*PROMPT:*
Pick out each line in these entries that contains the string "values".

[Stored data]
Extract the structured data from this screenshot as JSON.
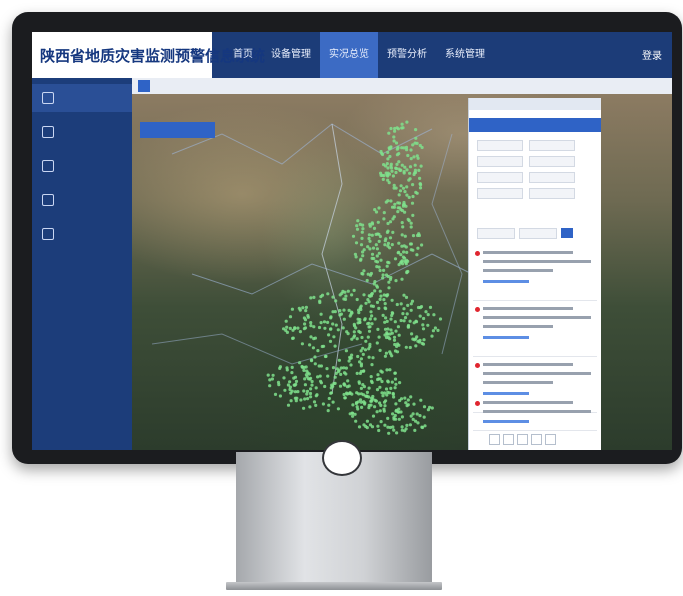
{
  "app": {
    "title": "陕西省地质灾害监测预警信息系统"
  },
  "nav": {
    "items": [
      "首页",
      "设备管理",
      "实况总览",
      "预警分析",
      "系统管理"
    ],
    "active_index": 2
  },
  "header": {
    "login": "登录"
  },
  "colors": {
    "topbar": "#1c3c78",
    "accent": "#2f63c6",
    "sidebar": "#1c3d7a",
    "hazard_points": "#7fe08c",
    "alert_dot": "#e0262f",
    "title_text": "#15377f"
  },
  "icons": [
    "monitor-icon",
    "layer-icon",
    "settings-icon",
    "chart-icon",
    "document-icon",
    "search-icon",
    "alert-icon"
  ],
  "map": {
    "point_color": "#7fe08c"
  }
}
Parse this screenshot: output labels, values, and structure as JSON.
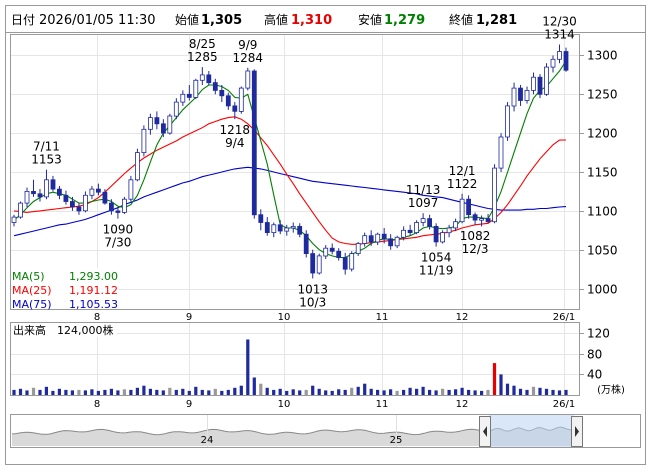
{
  "header": {
    "date_label": "日付",
    "date_value": "2026/01/05 11:30",
    "open_label": "始値",
    "open_value": "1,305",
    "high_label": "高値",
    "high_value": "1,310",
    "low_label": "安値",
    "low_value": "1,279",
    "close_label": "終値",
    "close_value": "1,281",
    "colors": {
      "high": "#e60000",
      "low": "#008000",
      "text": "#000000"
    }
  },
  "chart_data": [
    {
      "type": "candlestick",
      "y_ticks": [
        1000,
        1050,
        1100,
        1150,
        1200,
        1250,
        1300
      ],
      "x_ticks": [
        "8",
        "9",
        "10",
        "11",
        "12",
        "26/1"
      ],
      "ylim": [
        975,
        1325
      ],
      "colors": {
        "up_body": "#ffffff",
        "down_body": "#1f2a9e",
        "outline": "#1f2a9e",
        "ma5": "#008000",
        "ma25": "#ff0000",
        "ma75": "#0000cc"
      },
      "legend": [
        {
          "name": "MA(5)",
          "value": "1,293.00",
          "color": "#008000"
        },
        {
          "name": "MA(25)",
          "value": "1,191.12",
          "color": "#ff0000"
        },
        {
          "name": "MA(75)",
          "value": "1,105.53",
          "color": "#0000cc"
        }
      ],
      "annotations": [
        {
          "date": "7/11",
          "value": "1153",
          "anchor": "above"
        },
        {
          "date": "8/25",
          "value": "1285",
          "anchor": "above"
        },
        {
          "date": "9/9",
          "value": "1284",
          "anchor": "above"
        },
        {
          "date": "9/4",
          "value": "1218",
          "anchor": "below"
        },
        {
          "date": "7/30",
          "value": "1090",
          "anchor": "below"
        },
        {
          "date": "10/3",
          "value": "1013",
          "anchor": "below"
        },
        {
          "date": "11/13",
          "value": "1097",
          "anchor": "above"
        },
        {
          "date": "11/19",
          "value": "1054",
          "anchor": "below"
        },
        {
          "date": "12/1",
          "value": "1122",
          "anchor": "above"
        },
        {
          "date": "12/3",
          "value": "1082",
          "anchor": "below"
        },
        {
          "date": "12/30",
          "value": "1314",
          "anchor": "above"
        }
      ],
      "candles": [
        [
          1085,
          1095,
          1080,
          1092
        ],
        [
          1092,
          1112,
          1090,
          1110
        ],
        [
          1110,
          1130,
          1105,
          1125
        ],
        [
          1125,
          1140,
          1118,
          1122
        ],
        [
          1122,
          1128,
          1112,
          1118
        ],
        [
          1118,
          1153,
          1115,
          1140
        ],
        [
          1140,
          1145,
          1125,
          1128
        ],
        [
          1128,
          1132,
          1115,
          1120
        ],
        [
          1120,
          1126,
          1108,
          1112
        ],
        [
          1112,
          1118,
          1100,
          1105
        ],
        [
          1105,
          1110,
          1095,
          1100
        ],
        [
          1100,
          1125,
          1098,
          1120
        ],
        [
          1120,
          1132,
          1115,
          1128
        ],
        [
          1128,
          1135,
          1120,
          1124
        ],
        [
          1124,
          1128,
          1108,
          1110
        ],
        [
          1110,
          1115,
          1095,
          1100
        ],
        [
          1100,
          1105,
          1090,
          1098
        ],
        [
          1098,
          1118,
          1096,
          1115
        ],
        [
          1115,
          1145,
          1112,
          1140
        ],
        [
          1140,
          1180,
          1138,
          1175
        ],
        [
          1175,
          1210,
          1170,
          1205
        ],
        [
          1205,
          1225,
          1198,
          1220
        ],
        [
          1220,
          1228,
          1205,
          1212
        ],
        [
          1212,
          1218,
          1195,
          1200
        ],
        [
          1200,
          1225,
          1198,
          1222
        ],
        [
          1222,
          1245,
          1218,
          1240
        ],
        [
          1240,
          1255,
          1235,
          1250
        ],
        [
          1250,
          1262,
          1242,
          1246
        ],
        [
          1246,
          1270,
          1244,
          1268
        ],
        [
          1268,
          1285,
          1262,
          1275
        ],
        [
          1275,
          1280,
          1262,
          1265
        ],
        [
          1265,
          1270,
          1250,
          1255
        ],
        [
          1255,
          1262,
          1240,
          1248
        ],
        [
          1248,
          1252,
          1230,
          1235
        ],
        [
          1235,
          1240,
          1218,
          1228
        ],
        [
          1228,
          1260,
          1225,
          1258
        ],
        [
          1258,
          1284,
          1255,
          1280
        ],
        [
          1280,
          1282,
          1090,
          1095
        ],
        [
          1095,
          1102,
          1075,
          1085
        ],
        [
          1085,
          1092,
          1068,
          1072
        ],
        [
          1072,
          1085,
          1066,
          1082
        ],
        [
          1082,
          1088,
          1070,
          1074
        ],
        [
          1074,
          1082,
          1068,
          1078
        ],
        [
          1078,
          1085,
          1072,
          1080
        ],
        [
          1080,
          1084,
          1066,
          1070
        ],
        [
          1070,
          1075,
          1040,
          1045
        ],
        [
          1045,
          1050,
          1013,
          1020
        ],
        [
          1020,
          1045,
          1018,
          1042
        ],
        [
          1042,
          1056,
          1038,
          1052
        ],
        [
          1052,
          1058,
          1044,
          1048
        ],
        [
          1048,
          1052,
          1036,
          1040
        ],
        [
          1040,
          1046,
          1018,
          1025
        ],
        [
          1025,
          1048,
          1022,
          1045
        ],
        [
          1045,
          1060,
          1042,
          1058
        ],
        [
          1058,
          1072,
          1054,
          1068
        ],
        [
          1068,
          1075,
          1055,
          1060
        ],
        [
          1060,
          1072,
          1056,
          1070
        ],
        [
          1070,
          1078,
          1058,
          1064
        ],
        [
          1064,
          1070,
          1050,
          1055
        ],
        [
          1055,
          1068,
          1052,
          1066
        ],
        [
          1066,
          1080,
          1062,
          1075
        ],
        [
          1075,
          1082,
          1068,
          1072
        ],
        [
          1072,
          1088,
          1070,
          1085
        ],
        [
          1085,
          1097,
          1080,
          1090
        ],
        [
          1090,
          1095,
          1076,
          1080
        ],
        [
          1080,
          1084,
          1054,
          1060
        ],
        [
          1060,
          1075,
          1058,
          1072
        ],
        [
          1072,
          1082,
          1066,
          1078
        ],
        [
          1078,
          1090,
          1074,
          1086
        ],
        [
          1086,
          1122,
          1084,
          1115
        ],
        [
          1115,
          1120,
          1090,
          1095
        ],
        [
          1095,
          1098,
          1082,
          1088
        ],
        [
          1088,
          1094,
          1080,
          1090
        ],
        [
          1090,
          1096,
          1084,
          1086
        ],
        [
          1086,
          1160,
          1084,
          1155
        ],
        [
          1155,
          1200,
          1150,
          1195
        ],
        [
          1195,
          1240,
          1190,
          1235
        ],
        [
          1235,
          1265,
          1228,
          1258
        ],
        [
          1258,
          1262,
          1235,
          1242
        ],
        [
          1242,
          1260,
          1238,
          1255
        ],
        [
          1255,
          1278,
          1250,
          1272
        ],
        [
          1272,
          1276,
          1245,
          1250
        ],
        [
          1250,
          1290,
          1248,
          1285
        ],
        [
          1285,
          1300,
          1278,
          1295
        ],
        [
          1295,
          1314,
          1290,
          1305
        ],
        [
          1305,
          1310,
          1279,
          1281
        ]
      ],
      "ma5": [
        1088,
        1095,
        1104,
        1112,
        1117,
        1122,
        1124,
        1122,
        1120,
        1115,
        1110,
        1110,
        1112,
        1114,
        1115,
        1112,
        1106,
        1104,
        1108,
        1120,
        1140,
        1163,
        1185,
        1200,
        1210,
        1220,
        1230,
        1238,
        1246,
        1256,
        1262,
        1262,
        1260,
        1255,
        1246,
        1245,
        1250,
        1220,
        1190,
        1160,
        1120,
        1082,
        1078,
        1078,
        1075,
        1068,
        1058,
        1050,
        1045,
        1042,
        1040,
        1040,
        1044,
        1048,
        1052,
        1058,
        1062,
        1064,
        1063,
        1063,
        1066,
        1068,
        1072,
        1078,
        1080,
        1078,
        1077,
        1078,
        1080,
        1090,
        1092,
        1092,
        1091,
        1090,
        1105,
        1125,
        1150,
        1175,
        1200,
        1225,
        1245,
        1255,
        1260,
        1270,
        1280,
        1293
      ],
      "ma25": [
        1100,
        1099,
        1098,
        1099,
        1100,
        1101,
        1102,
        1103,
        1104,
        1105,
        1106,
        1108,
        1112,
        1117,
        1124,
        1132,
        1140,
        1148,
        1155,
        1162,
        1168,
        1173,
        1178,
        1182,
        1186,
        1190,
        1195,
        1199,
        1203,
        1207,
        1212,
        1215,
        1218,
        1220,
        1221,
        1218,
        1212,
        1204,
        1194,
        1184,
        1172,
        1160,
        1147,
        1135,
        1122,
        1110,
        1098,
        1086,
        1075,
        1065,
        1060,
        1058,
        1057,
        1057,
        1058,
        1059,
        1060,
        1061,
        1062,
        1063,
        1064,
        1065,
        1066,
        1068,
        1069,
        1070,
        1071,
        1073,
        1075,
        1078,
        1080,
        1082,
        1083,
        1084,
        1090,
        1098,
        1108,
        1120,
        1132,
        1145,
        1156,
        1167,
        1176,
        1185,
        1191,
        1191.12
      ],
      "ma75": [
        1068,
        1070,
        1072,
        1074,
        1076,
        1078,
        1080,
        1082,
        1083,
        1085,
        1087,
        1089,
        1092,
        1095,
        1098,
        1101,
        1104,
        1108,
        1111,
        1114,
        1118,
        1121,
        1124,
        1127,
        1130,
        1133,
        1136,
        1138,
        1141,
        1144,
        1146,
        1148,
        1150,
        1152,
        1154,
        1155,
        1156,
        1155,
        1154,
        1152,
        1150,
        1148,
        1146,
        1144,
        1142,
        1140,
        1138,
        1137,
        1136,
        1135,
        1134,
        1133,
        1132,
        1131,
        1130,
        1129,
        1128,
        1127,
        1126,
        1125,
        1124,
        1123,
        1122,
        1120,
        1119,
        1118,
        1117,
        1115,
        1113,
        1111,
        1109,
        1107,
        1105,
        1103,
        1102,
        1101,
        1101,
        1101,
        1101,
        1102,
        1102,
        1103,
        1103,
        1104,
        1105,
        1105.53
      ]
    },
    {
      "type": "bar",
      "title": "出来高",
      "value_text": "124,000株",
      "unit": "(万株)",
      "y_ticks": [
        40,
        80,
        120
      ],
      "ylim": [
        0,
        140
      ],
      "x_ticks": [
        "8",
        "9",
        "10",
        "11",
        "12",
        "26/1"
      ],
      "colors": {
        "normal": "#1f2a9e",
        "neutral": "#999999",
        "highlight": "#e60000"
      },
      "values": [
        10,
        12,
        9,
        14,
        10,
        16,
        8,
        12,
        10,
        9,
        10,
        9,
        11,
        8,
        10,
        12,
        9,
        11,
        10,
        14,
        18,
        12,
        10,
        9,
        14,
        10,
        12,
        8,
        16,
        10,
        9,
        12,
        8,
        10,
        14,
        18,
        108,
        34,
        22,
        14,
        10,
        12,
        8,
        11,
        9,
        10,
        18,
        12,
        9,
        8,
        11,
        10,
        14,
        16,
        22,
        12,
        10,
        9,
        11,
        8,
        10,
        14,
        12,
        16,
        10,
        9,
        12,
        10,
        11,
        14,
        10,
        9,
        8,
        10,
        62,
        40,
        22,
        18,
        12,
        10,
        16,
        14,
        12,
        10,
        9,
        10
      ]
    },
    {
      "type": "area",
      "x_ticks": [
        "24",
        "25"
      ]
    }
  ]
}
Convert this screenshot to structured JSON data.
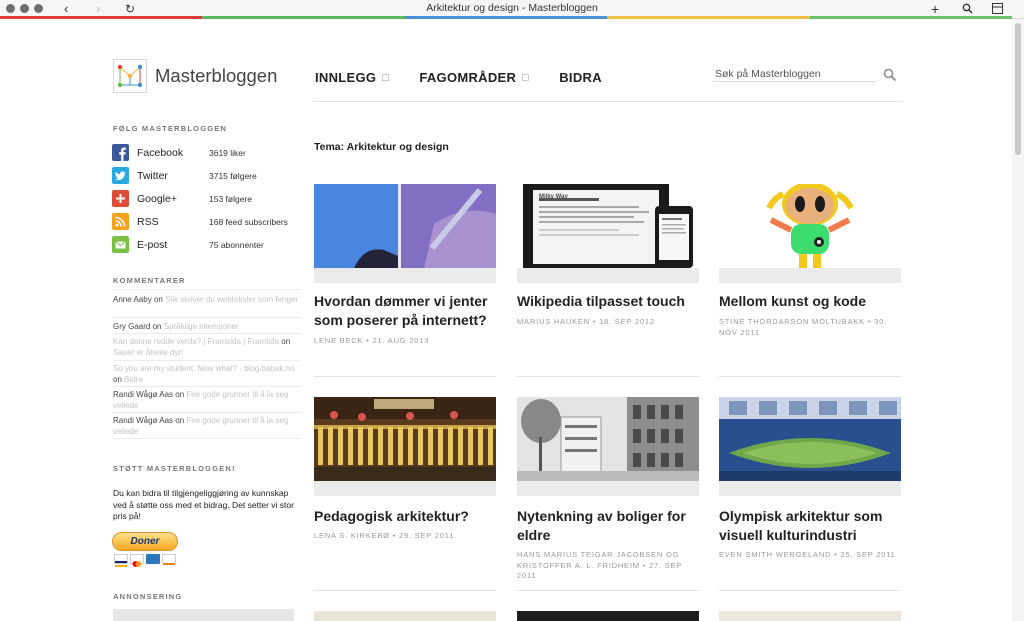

*RESULT OF THIS EXERCISE:*
Parse this screenshot: output labels, values, and structure as JSON.
      "values": [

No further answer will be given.